> **WHAT TO WORK ON**
Count every line that includes the string "Arkansas" in the entries that follow. Nothing besides the number is needed.

|---|

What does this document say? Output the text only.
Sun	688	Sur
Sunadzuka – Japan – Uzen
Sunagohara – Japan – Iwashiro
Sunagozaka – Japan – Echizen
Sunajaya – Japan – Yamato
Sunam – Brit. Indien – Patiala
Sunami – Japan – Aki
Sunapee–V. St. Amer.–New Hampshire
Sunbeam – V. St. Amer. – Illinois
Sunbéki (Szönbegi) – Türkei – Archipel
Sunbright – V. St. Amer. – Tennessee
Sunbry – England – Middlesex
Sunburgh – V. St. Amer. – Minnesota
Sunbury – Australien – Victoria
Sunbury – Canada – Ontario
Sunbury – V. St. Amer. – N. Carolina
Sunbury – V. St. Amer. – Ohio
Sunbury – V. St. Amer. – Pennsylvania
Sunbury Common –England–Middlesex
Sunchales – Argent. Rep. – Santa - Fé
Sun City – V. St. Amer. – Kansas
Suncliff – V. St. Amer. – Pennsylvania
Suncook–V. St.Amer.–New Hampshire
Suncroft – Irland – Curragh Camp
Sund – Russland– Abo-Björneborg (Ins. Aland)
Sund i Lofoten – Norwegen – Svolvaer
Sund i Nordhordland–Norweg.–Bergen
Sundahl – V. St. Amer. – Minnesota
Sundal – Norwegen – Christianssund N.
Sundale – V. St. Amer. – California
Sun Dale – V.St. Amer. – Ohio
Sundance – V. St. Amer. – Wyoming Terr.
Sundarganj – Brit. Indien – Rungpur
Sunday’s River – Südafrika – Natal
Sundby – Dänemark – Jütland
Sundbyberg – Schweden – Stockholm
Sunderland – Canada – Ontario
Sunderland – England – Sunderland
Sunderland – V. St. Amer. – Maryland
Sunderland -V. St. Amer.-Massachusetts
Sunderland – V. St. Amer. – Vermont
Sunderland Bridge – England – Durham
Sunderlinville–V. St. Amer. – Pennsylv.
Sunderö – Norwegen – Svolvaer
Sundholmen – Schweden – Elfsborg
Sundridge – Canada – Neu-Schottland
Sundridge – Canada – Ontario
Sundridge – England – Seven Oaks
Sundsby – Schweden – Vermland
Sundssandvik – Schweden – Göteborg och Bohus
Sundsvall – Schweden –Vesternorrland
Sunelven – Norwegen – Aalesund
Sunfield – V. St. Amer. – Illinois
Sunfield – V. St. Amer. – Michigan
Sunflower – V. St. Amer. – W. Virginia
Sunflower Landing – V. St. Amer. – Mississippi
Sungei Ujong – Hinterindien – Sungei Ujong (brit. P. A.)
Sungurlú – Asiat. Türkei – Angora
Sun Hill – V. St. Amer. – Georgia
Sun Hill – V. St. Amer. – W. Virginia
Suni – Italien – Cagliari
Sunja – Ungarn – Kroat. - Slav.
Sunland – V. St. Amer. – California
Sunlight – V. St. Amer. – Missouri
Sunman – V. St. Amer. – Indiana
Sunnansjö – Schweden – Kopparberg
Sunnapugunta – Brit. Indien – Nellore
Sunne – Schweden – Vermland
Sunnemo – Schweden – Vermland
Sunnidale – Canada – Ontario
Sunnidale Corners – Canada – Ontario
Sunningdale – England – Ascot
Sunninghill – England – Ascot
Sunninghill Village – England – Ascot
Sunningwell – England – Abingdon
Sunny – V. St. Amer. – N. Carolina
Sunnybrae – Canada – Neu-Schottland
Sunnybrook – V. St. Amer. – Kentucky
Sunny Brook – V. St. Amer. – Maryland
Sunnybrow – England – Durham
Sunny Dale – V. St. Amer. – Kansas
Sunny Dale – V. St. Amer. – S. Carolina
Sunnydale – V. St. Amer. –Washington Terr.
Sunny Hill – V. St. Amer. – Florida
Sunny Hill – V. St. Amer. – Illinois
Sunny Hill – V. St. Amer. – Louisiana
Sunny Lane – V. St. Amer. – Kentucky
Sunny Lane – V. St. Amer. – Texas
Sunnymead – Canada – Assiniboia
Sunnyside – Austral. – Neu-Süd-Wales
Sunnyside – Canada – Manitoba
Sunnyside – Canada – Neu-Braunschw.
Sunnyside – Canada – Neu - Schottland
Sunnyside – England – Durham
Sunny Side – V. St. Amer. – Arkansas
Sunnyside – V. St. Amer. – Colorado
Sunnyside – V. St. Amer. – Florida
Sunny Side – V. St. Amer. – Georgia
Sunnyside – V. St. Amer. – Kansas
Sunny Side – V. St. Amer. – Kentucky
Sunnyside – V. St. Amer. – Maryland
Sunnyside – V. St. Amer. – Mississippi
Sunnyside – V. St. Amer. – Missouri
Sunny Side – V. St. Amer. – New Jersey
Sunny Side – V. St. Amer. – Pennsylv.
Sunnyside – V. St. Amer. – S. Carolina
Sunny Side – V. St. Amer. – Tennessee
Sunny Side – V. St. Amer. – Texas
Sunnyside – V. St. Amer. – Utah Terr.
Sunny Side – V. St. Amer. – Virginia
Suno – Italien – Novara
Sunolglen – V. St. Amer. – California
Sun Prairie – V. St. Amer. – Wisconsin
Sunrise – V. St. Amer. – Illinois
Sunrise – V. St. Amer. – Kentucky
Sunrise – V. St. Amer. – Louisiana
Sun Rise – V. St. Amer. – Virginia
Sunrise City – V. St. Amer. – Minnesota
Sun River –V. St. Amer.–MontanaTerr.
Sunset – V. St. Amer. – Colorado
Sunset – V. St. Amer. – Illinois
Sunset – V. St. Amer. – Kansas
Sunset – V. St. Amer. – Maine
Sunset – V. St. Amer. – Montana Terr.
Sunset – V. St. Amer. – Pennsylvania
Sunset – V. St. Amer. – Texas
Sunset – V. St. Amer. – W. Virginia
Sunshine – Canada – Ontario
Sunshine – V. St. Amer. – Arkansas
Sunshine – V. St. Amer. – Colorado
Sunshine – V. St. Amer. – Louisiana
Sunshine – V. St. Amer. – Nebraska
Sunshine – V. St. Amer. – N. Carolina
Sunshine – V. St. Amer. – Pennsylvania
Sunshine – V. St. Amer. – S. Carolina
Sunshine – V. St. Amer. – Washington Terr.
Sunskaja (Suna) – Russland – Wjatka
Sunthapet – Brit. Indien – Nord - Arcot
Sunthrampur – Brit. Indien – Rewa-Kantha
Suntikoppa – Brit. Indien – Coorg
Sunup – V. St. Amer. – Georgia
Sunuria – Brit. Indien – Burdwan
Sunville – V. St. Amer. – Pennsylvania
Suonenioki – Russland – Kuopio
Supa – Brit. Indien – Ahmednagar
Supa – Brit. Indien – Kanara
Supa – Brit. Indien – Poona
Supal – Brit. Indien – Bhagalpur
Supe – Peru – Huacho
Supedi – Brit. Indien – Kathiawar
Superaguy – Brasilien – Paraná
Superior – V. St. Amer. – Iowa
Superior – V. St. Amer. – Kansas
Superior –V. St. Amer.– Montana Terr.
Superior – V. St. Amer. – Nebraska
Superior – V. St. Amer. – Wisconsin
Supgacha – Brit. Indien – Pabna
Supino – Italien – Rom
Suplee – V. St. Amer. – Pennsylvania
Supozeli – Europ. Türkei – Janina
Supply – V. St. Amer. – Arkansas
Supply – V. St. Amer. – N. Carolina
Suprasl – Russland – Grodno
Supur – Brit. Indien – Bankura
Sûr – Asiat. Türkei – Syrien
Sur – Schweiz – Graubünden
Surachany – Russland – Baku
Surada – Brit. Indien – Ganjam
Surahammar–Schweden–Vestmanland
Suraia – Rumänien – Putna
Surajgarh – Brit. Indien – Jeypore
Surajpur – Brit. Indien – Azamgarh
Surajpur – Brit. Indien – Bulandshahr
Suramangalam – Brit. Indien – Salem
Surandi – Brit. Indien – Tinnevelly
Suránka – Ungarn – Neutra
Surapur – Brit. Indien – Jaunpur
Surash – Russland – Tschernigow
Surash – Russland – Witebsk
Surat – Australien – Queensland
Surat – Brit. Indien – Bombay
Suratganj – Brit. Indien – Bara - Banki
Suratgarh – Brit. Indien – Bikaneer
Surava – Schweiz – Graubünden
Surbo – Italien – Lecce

|---|

> **ANSWER TO THIS TASK**
3